(Collected data)

....

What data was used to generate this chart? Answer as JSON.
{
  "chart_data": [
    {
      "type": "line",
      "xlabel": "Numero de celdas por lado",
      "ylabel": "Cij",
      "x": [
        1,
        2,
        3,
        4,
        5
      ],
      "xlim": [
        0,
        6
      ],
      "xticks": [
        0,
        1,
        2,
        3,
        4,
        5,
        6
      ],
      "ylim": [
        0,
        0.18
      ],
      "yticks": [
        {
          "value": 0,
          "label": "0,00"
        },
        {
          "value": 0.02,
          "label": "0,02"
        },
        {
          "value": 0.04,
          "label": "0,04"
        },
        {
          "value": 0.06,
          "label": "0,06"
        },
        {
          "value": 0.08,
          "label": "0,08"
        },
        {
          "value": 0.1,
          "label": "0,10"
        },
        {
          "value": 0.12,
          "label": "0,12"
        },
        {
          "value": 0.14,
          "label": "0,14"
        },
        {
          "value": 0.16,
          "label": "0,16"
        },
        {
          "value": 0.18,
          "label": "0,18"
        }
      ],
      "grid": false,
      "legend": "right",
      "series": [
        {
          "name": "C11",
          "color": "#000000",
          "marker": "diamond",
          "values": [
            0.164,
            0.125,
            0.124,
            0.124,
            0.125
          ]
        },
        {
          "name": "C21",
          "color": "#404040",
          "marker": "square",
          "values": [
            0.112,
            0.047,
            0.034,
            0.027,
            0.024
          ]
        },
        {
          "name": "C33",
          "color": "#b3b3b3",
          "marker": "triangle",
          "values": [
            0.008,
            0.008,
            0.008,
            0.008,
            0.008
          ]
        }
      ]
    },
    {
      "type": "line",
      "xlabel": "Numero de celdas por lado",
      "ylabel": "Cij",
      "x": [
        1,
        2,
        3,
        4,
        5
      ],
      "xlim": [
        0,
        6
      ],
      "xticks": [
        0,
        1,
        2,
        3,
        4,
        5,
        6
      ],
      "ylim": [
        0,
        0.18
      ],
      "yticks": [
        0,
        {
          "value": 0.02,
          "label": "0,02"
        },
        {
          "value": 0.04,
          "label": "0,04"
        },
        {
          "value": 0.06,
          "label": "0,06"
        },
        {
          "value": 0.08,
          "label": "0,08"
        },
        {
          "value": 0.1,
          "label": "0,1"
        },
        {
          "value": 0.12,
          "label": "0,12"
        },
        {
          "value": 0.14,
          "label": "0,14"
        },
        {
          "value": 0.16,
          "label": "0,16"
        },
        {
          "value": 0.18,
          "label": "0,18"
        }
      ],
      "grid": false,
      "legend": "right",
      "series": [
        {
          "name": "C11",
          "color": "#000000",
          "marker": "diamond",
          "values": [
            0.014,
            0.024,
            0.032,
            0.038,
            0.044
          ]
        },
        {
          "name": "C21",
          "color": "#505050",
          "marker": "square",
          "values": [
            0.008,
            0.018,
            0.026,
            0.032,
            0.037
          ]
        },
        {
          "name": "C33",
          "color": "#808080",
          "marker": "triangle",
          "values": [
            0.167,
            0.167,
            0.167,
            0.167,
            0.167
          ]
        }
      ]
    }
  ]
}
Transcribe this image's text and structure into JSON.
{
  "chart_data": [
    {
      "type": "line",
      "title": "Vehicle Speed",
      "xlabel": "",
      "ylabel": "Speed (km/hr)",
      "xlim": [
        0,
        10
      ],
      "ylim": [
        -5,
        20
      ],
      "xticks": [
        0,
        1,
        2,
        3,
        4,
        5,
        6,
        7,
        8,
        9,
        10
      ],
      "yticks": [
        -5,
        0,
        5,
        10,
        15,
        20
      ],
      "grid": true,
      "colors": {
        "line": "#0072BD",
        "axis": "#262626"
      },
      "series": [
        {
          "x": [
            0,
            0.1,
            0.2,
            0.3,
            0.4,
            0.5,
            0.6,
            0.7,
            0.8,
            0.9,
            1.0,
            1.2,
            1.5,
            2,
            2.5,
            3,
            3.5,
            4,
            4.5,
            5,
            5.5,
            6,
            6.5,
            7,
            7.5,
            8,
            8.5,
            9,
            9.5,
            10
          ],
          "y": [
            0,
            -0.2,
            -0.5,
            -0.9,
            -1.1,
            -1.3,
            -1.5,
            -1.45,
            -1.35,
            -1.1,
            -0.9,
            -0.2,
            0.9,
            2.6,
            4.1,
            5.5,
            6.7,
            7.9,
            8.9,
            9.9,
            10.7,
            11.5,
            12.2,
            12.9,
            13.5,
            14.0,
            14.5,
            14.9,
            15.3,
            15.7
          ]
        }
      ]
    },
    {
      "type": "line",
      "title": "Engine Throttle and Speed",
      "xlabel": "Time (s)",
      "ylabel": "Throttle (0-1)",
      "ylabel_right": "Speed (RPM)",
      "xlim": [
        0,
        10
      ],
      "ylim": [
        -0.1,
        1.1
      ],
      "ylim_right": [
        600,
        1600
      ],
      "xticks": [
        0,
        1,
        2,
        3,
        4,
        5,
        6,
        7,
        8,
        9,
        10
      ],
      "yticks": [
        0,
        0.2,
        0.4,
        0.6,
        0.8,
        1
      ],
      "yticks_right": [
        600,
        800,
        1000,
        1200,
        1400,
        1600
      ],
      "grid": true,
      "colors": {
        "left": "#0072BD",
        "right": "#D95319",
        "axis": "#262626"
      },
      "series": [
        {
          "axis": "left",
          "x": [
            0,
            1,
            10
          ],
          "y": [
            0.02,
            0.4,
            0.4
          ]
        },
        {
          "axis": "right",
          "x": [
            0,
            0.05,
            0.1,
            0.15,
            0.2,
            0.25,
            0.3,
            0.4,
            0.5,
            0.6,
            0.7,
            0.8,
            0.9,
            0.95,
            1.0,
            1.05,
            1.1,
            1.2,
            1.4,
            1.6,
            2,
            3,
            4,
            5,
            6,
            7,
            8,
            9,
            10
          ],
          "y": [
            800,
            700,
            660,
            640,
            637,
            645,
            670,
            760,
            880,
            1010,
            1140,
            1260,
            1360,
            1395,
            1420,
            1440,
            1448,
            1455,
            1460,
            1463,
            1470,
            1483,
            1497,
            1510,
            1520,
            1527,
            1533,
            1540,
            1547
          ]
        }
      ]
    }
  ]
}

....

» **Request**
Each line of the listing should be echoed back exactly.

» **Task output**
What data was used to generate this chart? Answer as JSON.
{
  "chart_data": [
    {
      "type": "line",
      "xlabel": "Numero de celdas por lado",
      "ylabel": "Cij",
      "x": [
        1,
        2,
        3,
        4,
        5
      ],
      "xlim": [
        0,
        6
      ],
      "xticks": [
        0,
        1,
        2,
        3,
        4,
        5,
        6
      ],
      "ylim": [
        0,
        0.18
      ],
      "yticks": [
        {
          "value": 0,
          "label": "0,00"
        },
        {
          "value": 0.02,
          "label": "0,02"
        },
        {
          "value": 0.04,
          "label": "0,04"
        },
        {
          "value": 0.06,
          "label": "0,06"
        },
        {
          "value": 0.08,
          "label": "0,08"
        },
        {
          "value": 0.1,
          "label": "0,10"
        },
        {
          "value": 0.12,
          "label": "0,12"
        },
        {
          "value": 0.14,
          "label": "0,14"
        },
        {
          "value": 0.16,
          "label": "0,16"
        },
        {
          "value": 0.18,
          "label": "0,18"
        }
      ],
      "grid": false,
      "legend": "right",
      "series": [
        {
          "name": "C11",
          "color": "#000000",
          "marker": "diamond",
          "values": [
            0.164,
            0.125,
            0.124,
            0.124,
            0.125
          ]
        },
        {
          "name": "C21",
          "color": "#404040",
          "marker": "square",
          "values": [
            0.112,
            0.047,
            0.034,
            0.027,
            0.024
          ]
        },
        {
          "name": "C33",
          "color": "#b3b3b3",
          "marker": "triangle",
          "values": [
            0.008,
            0.008,
            0.008,
            0.008,
            0.008
          ]
        }
      ]
    },
    {
      "type": "line",
      "xlabel": "Numero de celdas por lado",
      "ylabel": "Cij",
      "x": [
        1,
        2,
        3,
        4,
        5
      ],
      "xlim": [
        0,
        6
      ],
      "xticks": [
        0,
        1,
        2,
        3,
        4,
        5,
        6
      ],
      "ylim": [
        0,
        0.18
      ],
      "yticks": [
        0,
        {
          "value": 0.02,
          "label": "0,02"
        },
        {
          "value": 0.04,
          "label": "0,04"
        },
        {
          "value": 0.06,
          "label": "0,06"
        },
        {
          "value": 0.08,
          "label": "0,08"
        },
        {
          "value": 0.1,
          "label": "0,1"
        },
        {
          "value": 0.12,
          "label": "0,12"
        },
        {
          "value": 0.14,
          "label": "0,14"
        },
        {
          "value": 0.16,
          "label": "0,16"
        },
        {
          "value": 0.18,
          "label": "0,18"
        }
      ],
      "grid": false,
      "legend": "right",
      "series": [
        {
          "name": "C11",
          "color": "#000000",
          "marker": "diamond",
          "values": [
            0.014,
            0.024,
            0.032,
            0.038,
            0.044
          ]
        },
        {
          "name": "C21",
          "color": "#505050",
          "marker": "square",
          "values": [
            0.008,
            0.018,
            0.026,
            0.032,
            0.037
          ]
        },
        {
          "name": "C33",
          "color": "#808080",
          "marker": "triangle",
          "values": [
            0.167,
            0.167,
            0.167,
            0.167,
            0.167
          ]
        }
      ]
    }
  ]
}
Transcribe this image's text and structure into JSON.
{
  "chart_data": [
    {
      "type": "line",
      "title": "Vehicle Speed",
      "xlabel": "",
      "ylabel": "Speed (km/hr)",
      "xlim": [
        0,
        10
      ],
      "ylim": [
        -5,
        20
      ],
      "xticks": [
        0,
        1,
        2,
        3,
        4,
        5,
        6,
        7,
        8,
        9,
        10
      ],
      "yticks": [
        -5,
        0,
        5,
        10,
        15,
        20
      ],
      "grid": true,
      "colors": {
        "line": "#0072BD",
        "axis": "#262626"
      },
      "series": [
        {
          "x": [
            0,
            0.1,
            0.2,
            0.3,
            0.4,
            0.5,
            0.6,
            0.7,
            0.8,
            0.9,
            1.0,
            1.2,
            1.5,
            2,
            2.5,
            3,
            3.5,
            4,
            4.5,
            5,
            5.5,
            6,
            6.5,
            7,
            7.5,
            8,
            8.5,
            9,
            9.5,
            10
          ],
          "y": [
            0,
            -0.2,
            -0.5,
            -0.9,
            -1.1,
            -1.3,
            -1.5,
            -1.45,
            -1.35,
            -1.1,
            -0.9,
            -0.2,
            0.9,
            2.6,
            4.1,
            5.5,
            6.7,
            7.9,
            8.9,
            9.9,
            10.7,
            11.5,
            12.2,
            12.9,
            13.5,
            14.0,
            14.5,
            14.9,
            15.3,
            15.7
          ]
        }
      ]
    },
    {
      "type": "line",
      "title": "Engine Throttle and Speed",
      "xlabel": "Time (s)",
      "ylabel": "Throttle (0-1)",
      "ylabel_right": "Speed (RPM)",
      "xlim": [
        0,
        10
      ],
      "ylim": [
        -0.1,
        1.1
      ],
      "ylim_right": [
        600,
        1600
      ],
      "xticks": [
        0,
        1,
        2,
        3,
        4,
        5,
        6,
        7,
        8,
        9,
        10
      ],
      "yticks": [
        0,
        0.2,
        0.4,
        0.6,
        0.8,
        1
      ],
      "yticks_right": [
        600,
        800,
        1000,
        1200,
        1400,
        1600
      ],
      "grid": true,
      "colors": {
        "left": "#0072BD",
        "right": "#D95319",
        "axis": "#262626"
      },
      "series": [
        {
          "axis": "left",
          "x": [
            0,
            1,
            10
          ],
          "y": [
            0.02,
            0.4,
            0.4
          ]
        },
        {
          "axis": "right",
          "x": [
            0,
            0.05,
            0.1,
            0.15,
            0.2,
            0.25,
            0.3,
            0.4,
            0.5,
            0.6,
            0.7,
            0.8,
            0.9,
            0.95,
            1.0,
            1.05,
            1.1,
            1.2,
            1.4,
            1.6,
            2,
            3,
            4,
            5,
            6,
            7,
            8,
            9,
            10
          ],
          "y": [
            800,
            700,
            660,
            640,
            637,
            645,
            670,
            760,
            880,
            1010,
            1140,
            1260,
            1360,
            1395,
            1420,
            1440,
            1448,
            1455,
            1460,
            1463,
            1470,
            1483,
            1497,
            1510,
            1520,
            1527,
            1533,
            1540,
            1547
          ]
        }
      ]
    }
  ]
}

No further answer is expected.